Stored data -

## Start

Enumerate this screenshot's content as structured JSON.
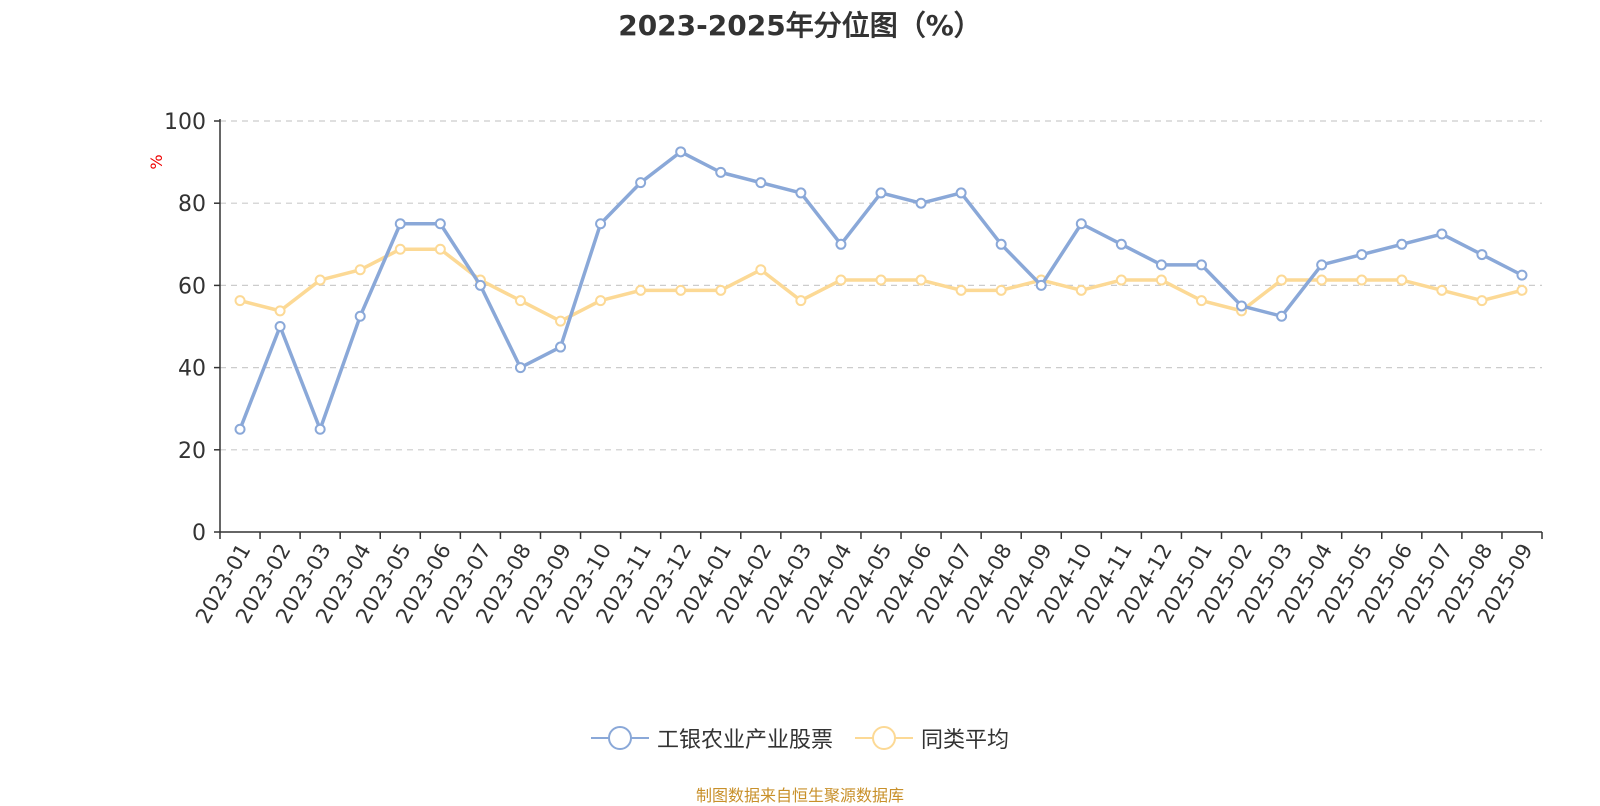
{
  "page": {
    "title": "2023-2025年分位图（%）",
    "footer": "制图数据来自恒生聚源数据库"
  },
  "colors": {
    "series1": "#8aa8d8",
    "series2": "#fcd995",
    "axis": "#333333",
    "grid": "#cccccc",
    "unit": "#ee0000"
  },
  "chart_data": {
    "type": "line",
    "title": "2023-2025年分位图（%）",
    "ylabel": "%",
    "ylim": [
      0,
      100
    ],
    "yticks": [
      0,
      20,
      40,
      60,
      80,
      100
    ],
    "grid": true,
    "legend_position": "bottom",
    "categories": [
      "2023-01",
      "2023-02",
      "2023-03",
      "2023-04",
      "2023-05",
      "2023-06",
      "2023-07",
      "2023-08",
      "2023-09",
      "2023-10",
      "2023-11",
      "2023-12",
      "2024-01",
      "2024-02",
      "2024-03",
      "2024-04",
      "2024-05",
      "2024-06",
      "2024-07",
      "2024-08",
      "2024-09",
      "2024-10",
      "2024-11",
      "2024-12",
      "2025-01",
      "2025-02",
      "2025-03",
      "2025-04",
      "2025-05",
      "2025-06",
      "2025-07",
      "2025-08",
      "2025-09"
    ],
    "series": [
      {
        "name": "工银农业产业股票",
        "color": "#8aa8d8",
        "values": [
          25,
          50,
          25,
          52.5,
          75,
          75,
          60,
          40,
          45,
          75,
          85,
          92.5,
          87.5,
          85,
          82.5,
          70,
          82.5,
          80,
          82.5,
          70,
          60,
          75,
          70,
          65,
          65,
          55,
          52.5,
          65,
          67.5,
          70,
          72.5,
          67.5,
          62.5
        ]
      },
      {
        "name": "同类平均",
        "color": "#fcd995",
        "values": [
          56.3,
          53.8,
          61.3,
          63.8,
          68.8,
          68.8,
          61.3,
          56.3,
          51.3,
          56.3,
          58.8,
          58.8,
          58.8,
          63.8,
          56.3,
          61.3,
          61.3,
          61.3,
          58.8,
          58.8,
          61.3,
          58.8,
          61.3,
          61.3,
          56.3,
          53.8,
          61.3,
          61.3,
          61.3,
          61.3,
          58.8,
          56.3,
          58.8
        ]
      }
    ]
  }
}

## End

The problem -
Images do not belong in the copy; reproduce all other parts of the records above verbatim.

Task response -
Enumerate this screenshot's content as structured JSON.
{
  "page": {
    "title": "2023-2025年分位图（%）",
    "footer": "制图数据来自恒生聚源数据库"
  },
  "colors": {
    "series1": "#8aa8d8",
    "series2": "#fcd995",
    "axis": "#333333",
    "grid": "#cccccc",
    "unit": "#ee0000"
  },
  "chart_data": {
    "type": "line",
    "title": "2023-2025年分位图（%）",
    "ylabel": "%",
    "ylim": [
      0,
      100
    ],
    "yticks": [
      0,
      20,
      40,
      60,
      80,
      100
    ],
    "grid": true,
    "legend_position": "bottom",
    "categories": [
      "2023-01",
      "2023-02",
      "2023-03",
      "2023-04",
      "2023-05",
      "2023-06",
      "2023-07",
      "2023-08",
      "2023-09",
      "2023-10",
      "2023-11",
      "2023-12",
      "2024-01",
      "2024-02",
      "2024-03",
      "2024-04",
      "2024-05",
      "2024-06",
      "2024-07",
      "2024-08",
      "2024-09",
      "2024-10",
      "2024-11",
      "2024-12",
      "2025-01",
      "2025-02",
      "2025-03",
      "2025-04",
      "2025-05",
      "2025-06",
      "2025-07",
      "2025-08",
      "2025-09"
    ],
    "series": [
      {
        "name": "工银农业产业股票",
        "color": "#8aa8d8",
        "values": [
          25,
          50,
          25,
          52.5,
          75,
          75,
          60,
          40,
          45,
          75,
          85,
          92.5,
          87.5,
          85,
          82.5,
          70,
          82.5,
          80,
          82.5,
          70,
          60,
          75,
          70,
          65,
          65,
          55,
          52.5,
          65,
          67.5,
          70,
          72.5,
          67.5,
          62.5
        ]
      },
      {
        "name": "同类平均",
        "color": "#fcd995",
        "values": [
          56.3,
          53.8,
          61.3,
          63.8,
          68.8,
          68.8,
          61.3,
          56.3,
          51.3,
          56.3,
          58.8,
          58.8,
          58.8,
          63.8,
          56.3,
          61.3,
          61.3,
          61.3,
          58.8,
          58.8,
          61.3,
          58.8,
          61.3,
          61.3,
          56.3,
          53.8,
          61.3,
          61.3,
          61.3,
          61.3,
          58.8,
          56.3,
          58.8
        ]
      }
    ]
  }
}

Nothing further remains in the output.